Exercise task -> Return exactly the span of lines that opens with the line containing "Serialize everything readable" and closes with the last line of the data, inclusive.
┄┄┄┄┄┄
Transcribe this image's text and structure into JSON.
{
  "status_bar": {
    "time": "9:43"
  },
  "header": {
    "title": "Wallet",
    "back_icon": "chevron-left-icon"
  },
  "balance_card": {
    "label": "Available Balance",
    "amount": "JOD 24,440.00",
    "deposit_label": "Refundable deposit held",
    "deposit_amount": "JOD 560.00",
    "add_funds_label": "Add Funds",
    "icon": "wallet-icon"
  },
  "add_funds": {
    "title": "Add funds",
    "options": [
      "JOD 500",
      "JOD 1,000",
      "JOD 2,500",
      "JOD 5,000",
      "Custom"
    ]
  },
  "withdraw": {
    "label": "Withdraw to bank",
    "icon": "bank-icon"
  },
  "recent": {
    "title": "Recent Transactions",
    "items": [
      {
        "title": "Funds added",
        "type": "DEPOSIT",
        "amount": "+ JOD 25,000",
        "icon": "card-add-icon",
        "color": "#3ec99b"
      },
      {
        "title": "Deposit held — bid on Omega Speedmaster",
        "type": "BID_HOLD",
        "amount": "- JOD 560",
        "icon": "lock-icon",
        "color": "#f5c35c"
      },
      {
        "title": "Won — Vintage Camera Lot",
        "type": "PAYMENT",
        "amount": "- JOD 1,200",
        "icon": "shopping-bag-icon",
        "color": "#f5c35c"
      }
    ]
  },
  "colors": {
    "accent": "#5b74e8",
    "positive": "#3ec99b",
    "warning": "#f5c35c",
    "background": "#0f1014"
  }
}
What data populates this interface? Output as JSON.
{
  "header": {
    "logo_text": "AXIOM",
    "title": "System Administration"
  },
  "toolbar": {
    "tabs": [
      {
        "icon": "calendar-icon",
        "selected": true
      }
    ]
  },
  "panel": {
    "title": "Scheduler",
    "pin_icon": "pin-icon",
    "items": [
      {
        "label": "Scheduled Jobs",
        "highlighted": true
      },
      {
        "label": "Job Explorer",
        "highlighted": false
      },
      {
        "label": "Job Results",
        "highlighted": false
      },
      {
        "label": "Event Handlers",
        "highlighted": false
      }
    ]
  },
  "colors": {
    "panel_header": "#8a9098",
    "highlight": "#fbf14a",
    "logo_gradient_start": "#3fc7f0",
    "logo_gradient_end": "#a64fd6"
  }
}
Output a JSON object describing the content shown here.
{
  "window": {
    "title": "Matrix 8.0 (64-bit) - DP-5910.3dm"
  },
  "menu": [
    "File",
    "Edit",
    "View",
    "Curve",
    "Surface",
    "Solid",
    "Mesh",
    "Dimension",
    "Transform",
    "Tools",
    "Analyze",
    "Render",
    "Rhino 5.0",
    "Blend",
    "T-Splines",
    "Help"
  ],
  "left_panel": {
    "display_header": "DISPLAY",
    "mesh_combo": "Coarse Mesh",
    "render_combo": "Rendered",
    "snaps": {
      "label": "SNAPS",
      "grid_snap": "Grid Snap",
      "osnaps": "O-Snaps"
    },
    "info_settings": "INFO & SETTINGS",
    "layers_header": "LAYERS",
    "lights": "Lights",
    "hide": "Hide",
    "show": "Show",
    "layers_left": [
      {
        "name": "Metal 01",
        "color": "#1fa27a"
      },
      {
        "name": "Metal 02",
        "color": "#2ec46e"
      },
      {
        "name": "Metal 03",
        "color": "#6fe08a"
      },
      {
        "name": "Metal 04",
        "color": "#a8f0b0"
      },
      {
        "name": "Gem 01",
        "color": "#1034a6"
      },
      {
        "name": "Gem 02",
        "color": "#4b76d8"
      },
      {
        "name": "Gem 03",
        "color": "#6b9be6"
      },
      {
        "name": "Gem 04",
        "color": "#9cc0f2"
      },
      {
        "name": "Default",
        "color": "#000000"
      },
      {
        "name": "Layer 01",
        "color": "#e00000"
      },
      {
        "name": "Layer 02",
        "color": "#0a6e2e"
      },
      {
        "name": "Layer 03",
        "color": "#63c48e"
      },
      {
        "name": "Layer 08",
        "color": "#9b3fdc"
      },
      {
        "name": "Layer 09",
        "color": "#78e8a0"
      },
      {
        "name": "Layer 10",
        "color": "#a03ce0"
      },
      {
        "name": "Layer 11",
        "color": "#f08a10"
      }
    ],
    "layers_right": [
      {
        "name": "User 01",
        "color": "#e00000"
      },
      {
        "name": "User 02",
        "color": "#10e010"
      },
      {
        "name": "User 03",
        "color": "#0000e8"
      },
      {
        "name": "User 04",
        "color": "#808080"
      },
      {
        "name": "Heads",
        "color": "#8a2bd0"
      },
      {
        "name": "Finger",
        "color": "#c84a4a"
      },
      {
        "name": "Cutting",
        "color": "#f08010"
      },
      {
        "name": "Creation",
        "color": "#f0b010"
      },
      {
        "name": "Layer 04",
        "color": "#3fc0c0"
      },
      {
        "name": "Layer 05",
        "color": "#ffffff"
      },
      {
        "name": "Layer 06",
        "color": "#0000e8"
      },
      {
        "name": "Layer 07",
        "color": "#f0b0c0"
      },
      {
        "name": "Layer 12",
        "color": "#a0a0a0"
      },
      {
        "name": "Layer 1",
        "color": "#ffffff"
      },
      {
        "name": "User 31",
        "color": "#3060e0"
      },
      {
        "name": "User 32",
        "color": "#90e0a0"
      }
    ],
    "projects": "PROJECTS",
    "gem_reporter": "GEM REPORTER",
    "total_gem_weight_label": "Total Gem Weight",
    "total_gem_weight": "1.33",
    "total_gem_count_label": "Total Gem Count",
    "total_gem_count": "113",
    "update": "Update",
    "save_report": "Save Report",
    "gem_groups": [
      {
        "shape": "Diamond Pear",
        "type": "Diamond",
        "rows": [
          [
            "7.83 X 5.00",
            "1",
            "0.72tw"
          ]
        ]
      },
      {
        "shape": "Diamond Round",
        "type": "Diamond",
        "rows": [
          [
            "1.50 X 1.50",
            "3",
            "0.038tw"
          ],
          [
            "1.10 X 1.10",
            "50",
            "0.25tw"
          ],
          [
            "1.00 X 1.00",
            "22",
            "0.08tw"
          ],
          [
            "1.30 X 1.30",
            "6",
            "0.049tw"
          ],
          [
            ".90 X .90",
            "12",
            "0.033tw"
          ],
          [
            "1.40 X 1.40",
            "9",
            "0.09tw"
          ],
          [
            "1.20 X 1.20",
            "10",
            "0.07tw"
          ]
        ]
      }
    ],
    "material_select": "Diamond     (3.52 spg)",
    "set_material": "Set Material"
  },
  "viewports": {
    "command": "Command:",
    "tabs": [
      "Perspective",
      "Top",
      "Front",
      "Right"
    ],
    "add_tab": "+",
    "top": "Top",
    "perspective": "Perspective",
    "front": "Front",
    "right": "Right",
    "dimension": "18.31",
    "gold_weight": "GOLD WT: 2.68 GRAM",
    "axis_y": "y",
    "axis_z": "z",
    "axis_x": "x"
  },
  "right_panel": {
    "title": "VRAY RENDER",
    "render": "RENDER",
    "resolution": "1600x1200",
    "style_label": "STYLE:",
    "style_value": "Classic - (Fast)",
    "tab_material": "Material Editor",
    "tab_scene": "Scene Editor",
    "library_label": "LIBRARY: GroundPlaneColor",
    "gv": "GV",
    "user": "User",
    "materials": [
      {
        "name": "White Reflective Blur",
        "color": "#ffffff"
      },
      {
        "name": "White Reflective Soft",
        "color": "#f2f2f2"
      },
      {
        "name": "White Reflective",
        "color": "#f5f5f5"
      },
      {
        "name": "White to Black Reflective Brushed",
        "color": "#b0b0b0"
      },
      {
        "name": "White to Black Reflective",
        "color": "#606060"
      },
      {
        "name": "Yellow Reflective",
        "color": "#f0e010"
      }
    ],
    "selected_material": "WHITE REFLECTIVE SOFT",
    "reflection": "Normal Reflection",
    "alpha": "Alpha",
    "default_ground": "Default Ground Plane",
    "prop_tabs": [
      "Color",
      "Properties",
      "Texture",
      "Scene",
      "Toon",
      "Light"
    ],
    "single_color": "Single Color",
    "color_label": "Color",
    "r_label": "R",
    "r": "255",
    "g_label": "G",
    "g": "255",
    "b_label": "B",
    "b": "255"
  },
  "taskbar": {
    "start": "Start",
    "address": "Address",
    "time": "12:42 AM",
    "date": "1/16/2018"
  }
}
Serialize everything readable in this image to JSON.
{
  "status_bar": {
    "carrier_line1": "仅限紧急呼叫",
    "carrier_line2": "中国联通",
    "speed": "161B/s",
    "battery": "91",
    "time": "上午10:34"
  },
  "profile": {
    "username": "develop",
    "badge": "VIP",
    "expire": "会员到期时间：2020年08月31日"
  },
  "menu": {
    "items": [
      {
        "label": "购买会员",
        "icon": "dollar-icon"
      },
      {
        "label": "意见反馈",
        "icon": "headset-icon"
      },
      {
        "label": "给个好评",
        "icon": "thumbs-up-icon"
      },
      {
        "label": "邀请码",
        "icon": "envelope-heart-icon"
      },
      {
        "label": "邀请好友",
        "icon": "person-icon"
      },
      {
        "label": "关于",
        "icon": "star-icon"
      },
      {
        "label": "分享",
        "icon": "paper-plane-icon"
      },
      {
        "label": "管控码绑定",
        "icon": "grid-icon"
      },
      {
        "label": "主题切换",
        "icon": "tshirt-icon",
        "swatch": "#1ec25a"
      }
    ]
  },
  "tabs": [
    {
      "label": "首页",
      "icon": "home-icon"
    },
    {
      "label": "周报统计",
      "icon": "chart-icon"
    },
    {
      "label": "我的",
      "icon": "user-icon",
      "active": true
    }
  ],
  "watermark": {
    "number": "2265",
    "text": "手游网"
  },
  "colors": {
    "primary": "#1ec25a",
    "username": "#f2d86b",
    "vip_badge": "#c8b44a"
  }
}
┄┄┄┄┄┄
Output of the exercise ->
Serialize everything readable in this image to JSON.
{
  "status_bar": {
    "carrier_line1": "仅限紧急呼叫",
    "carrier_line2": "中国联通",
    "speed": "161B/s",
    "battery": "91",
    "time": "上午10:34"
  },
  "profile": {
    "username": "develop",
    "badge": "VIP",
    "expire": "会员到期时间：2020年08月31日"
  },
  "menu": {
    "items": [
      {
        "label": "购买会员",
        "icon": "dollar-icon"
      },
      {
        "label": "意见反馈",
        "icon": "headset-icon"
      },
      {
        "label": "给个好评",
        "icon": "thumbs-up-icon"
      },
      {
        "label": "邀请码",
        "icon": "envelope-heart-icon"
      },
      {
        "label": "邀请好友",
        "icon": "person-icon"
      },
      {
        "label": "关于",
        "icon": "star-icon"
      },
      {
        "label": "分享",
        "icon": "paper-plane-icon"
      },
      {
        "label": "管控码绑定",
        "icon": "grid-icon"
      },
      {
        "label": "主题切换",
        "icon": "tshirt-icon",
        "swatch": "#1ec25a"
      }
    ]
  },
  "tabs": [
    {
      "label": "首页",
      "icon": "home-icon"
    },
    {
      "label": "周报统计",
      "icon": "chart-icon"
    },
    {
      "label": "我的",
      "icon": "user-icon",
      "active": true
    }
  ],
  "watermark": {
    "number": "2265",
    "text": "手游网"
  },
  "colors": {
    "primary": "#1ec25a",
    "username": "#f2d86b",
    "vip_badge": "#c8b44a"
  }
}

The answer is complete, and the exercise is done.